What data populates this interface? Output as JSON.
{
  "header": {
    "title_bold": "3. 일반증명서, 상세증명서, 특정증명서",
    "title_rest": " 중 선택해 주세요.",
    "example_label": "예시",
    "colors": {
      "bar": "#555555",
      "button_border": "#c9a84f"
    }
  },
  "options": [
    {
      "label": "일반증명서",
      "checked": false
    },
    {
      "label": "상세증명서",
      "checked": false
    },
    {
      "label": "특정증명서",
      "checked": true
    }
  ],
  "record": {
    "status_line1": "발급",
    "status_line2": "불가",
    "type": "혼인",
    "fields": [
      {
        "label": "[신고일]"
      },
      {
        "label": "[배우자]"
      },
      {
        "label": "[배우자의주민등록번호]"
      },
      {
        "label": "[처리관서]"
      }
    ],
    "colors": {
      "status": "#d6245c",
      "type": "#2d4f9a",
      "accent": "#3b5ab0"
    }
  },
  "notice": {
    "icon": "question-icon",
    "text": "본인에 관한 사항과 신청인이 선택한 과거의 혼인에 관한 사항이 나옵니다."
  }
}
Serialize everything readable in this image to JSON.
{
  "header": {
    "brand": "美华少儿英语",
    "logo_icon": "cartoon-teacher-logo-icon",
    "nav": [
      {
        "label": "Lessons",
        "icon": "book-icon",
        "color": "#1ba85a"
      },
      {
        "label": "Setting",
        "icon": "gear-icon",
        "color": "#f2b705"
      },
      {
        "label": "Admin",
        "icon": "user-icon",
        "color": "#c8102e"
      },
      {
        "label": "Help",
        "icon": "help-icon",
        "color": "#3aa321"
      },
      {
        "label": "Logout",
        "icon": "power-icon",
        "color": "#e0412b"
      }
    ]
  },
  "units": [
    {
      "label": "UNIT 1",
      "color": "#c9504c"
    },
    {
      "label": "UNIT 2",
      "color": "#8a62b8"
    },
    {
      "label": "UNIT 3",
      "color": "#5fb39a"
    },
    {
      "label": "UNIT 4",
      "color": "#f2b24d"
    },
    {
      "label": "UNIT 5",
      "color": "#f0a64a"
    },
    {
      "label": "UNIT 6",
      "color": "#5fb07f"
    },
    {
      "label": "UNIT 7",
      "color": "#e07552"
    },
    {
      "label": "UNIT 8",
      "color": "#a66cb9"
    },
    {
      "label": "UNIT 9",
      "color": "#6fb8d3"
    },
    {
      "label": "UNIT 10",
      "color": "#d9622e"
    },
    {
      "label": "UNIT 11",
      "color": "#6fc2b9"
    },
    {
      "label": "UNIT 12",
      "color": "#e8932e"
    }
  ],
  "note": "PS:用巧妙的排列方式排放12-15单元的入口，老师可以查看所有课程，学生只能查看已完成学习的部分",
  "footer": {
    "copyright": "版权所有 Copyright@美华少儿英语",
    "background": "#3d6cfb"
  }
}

● ● ● ● ●

Task directions ->
Copy down the material exactly as written.

Exercise output ->
What data populates this interface? Output as JSON.
{
  "header": {
    "title_bold": "3. 일반증명서, 상세증명서, 특정증명서",
    "title_rest": " 중 선택해 주세요.",
    "example_label": "예시",
    "colors": {
      "bar": "#555555",
      "button_border": "#c9a84f"
    }
  },
  "options": [
    {
      "label": "일반증명서",
      "checked": false
    },
    {
      "label": "상세증명서",
      "checked": false
    },
    {
      "label": "특정증명서",
      "checked": true
    }
  ],
  "record": {
    "status_line1": "발급",
    "status_line2": "불가",
    "type": "혼인",
    "fields": [
      {
        "label": "[신고일]"
      },
      {
        "label": "[배우자]"
      },
      {
        "label": "[배우자의주민등록번호]"
      },
      {
        "label": "[처리관서]"
      }
    ],
    "colors": {
      "status": "#d6245c",
      "type": "#2d4f9a",
      "accent": "#3b5ab0"
    }
  },
  "notice": {
    "icon": "question-icon",
    "text": "본인에 관한 사항과 신청인이 선택한 과거의 혼인에 관한 사항이 나옵니다."
  }
}
Serialize everything readable in this image to JSON.
{
  "header": {
    "brand": "美华少儿英语",
    "logo_icon": "cartoon-teacher-logo-icon",
    "nav": [
      {
        "label": "Lessons",
        "icon": "book-icon",
        "color": "#1ba85a"
      },
      {
        "label": "Setting",
        "icon": "gear-icon",
        "color": "#f2b705"
      },
      {
        "label": "Admin",
        "icon": "user-icon",
        "color": "#c8102e"
      },
      {
        "label": "Help",
        "icon": "help-icon",
        "color": "#3aa321"
      },
      {
        "label": "Logout",
        "icon": "power-icon",
        "color": "#e0412b"
      }
    ]
  },
  "units": [
    {
      "label": "UNIT 1",
      "color": "#c9504c"
    },
    {
      "label": "UNIT 2",
      "color": "#8a62b8"
    },
    {
      "label": "UNIT 3",
      "color": "#5fb39a"
    },
    {
      "label": "UNIT 4",
      "color": "#f2b24d"
    },
    {
      "label": "UNIT 5",
      "color": "#f0a64a"
    },
    {
      "label": "UNIT 6",
      "color": "#5fb07f"
    },
    {
      "label": "UNIT 7",
      "color": "#e07552"
    },
    {
      "label": "UNIT 8",
      "color": "#a66cb9"
    },
    {
      "label": "UNIT 9",
      "color": "#6fb8d3"
    },
    {
      "label": "UNIT 10",
      "color": "#d9622e"
    },
    {
      "label": "UNIT 11",
      "color": "#6fc2b9"
    },
    {
      "label": "UNIT 12",
      "color": "#e8932e"
    }
  ],
  "note": "PS:用巧妙的排列方式排放12-15单元的入口，老师可以查看所有课程，学生只能查看已完成学习的部分",
  "footer": {
    "copyright": "版权所有 Copyright@美华少儿英语",
    "background": "#3d6cfb"
  }
}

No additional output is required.